Raw records:
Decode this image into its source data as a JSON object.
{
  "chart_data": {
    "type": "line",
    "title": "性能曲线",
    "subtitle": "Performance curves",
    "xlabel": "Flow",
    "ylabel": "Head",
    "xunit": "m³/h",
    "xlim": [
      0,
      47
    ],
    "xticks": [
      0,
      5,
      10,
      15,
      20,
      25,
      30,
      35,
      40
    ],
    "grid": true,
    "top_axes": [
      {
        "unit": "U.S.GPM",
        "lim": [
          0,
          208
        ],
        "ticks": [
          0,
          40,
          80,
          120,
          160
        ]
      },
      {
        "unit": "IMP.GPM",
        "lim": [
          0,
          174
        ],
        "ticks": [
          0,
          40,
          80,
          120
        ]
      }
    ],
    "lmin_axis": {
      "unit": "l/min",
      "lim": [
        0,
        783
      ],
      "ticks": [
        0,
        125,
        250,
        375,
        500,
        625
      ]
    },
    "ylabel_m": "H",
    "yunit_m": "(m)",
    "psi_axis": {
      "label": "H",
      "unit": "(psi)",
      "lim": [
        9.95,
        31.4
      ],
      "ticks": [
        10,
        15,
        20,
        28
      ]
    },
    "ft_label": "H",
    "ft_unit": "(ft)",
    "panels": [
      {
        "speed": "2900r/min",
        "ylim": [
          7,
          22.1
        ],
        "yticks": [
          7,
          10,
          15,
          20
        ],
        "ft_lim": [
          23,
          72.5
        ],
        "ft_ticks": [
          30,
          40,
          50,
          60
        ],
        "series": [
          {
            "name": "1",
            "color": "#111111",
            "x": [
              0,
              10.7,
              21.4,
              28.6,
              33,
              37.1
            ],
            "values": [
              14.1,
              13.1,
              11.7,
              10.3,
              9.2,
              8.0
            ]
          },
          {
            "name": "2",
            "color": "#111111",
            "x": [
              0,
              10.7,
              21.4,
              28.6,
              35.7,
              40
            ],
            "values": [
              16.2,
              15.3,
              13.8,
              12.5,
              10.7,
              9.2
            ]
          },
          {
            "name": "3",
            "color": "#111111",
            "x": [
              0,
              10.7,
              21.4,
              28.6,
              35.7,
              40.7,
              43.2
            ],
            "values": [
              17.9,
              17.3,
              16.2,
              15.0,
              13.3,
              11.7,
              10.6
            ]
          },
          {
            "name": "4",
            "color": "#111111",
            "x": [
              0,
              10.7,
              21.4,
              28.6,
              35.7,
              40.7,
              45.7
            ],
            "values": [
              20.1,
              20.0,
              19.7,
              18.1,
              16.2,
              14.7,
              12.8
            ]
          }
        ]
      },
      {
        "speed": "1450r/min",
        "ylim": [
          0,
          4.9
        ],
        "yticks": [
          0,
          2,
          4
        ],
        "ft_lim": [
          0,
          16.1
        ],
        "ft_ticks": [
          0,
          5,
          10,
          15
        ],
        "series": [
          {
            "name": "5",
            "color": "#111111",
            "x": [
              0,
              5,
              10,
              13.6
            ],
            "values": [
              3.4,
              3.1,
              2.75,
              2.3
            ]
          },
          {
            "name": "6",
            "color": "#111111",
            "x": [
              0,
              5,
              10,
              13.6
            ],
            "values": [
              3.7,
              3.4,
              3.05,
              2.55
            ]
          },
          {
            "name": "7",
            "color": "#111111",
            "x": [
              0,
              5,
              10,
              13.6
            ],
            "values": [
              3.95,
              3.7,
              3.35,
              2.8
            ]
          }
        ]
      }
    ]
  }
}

Written problem:
Say how many lines include the word "name"; reply with the number alone.

Reply to the task:
7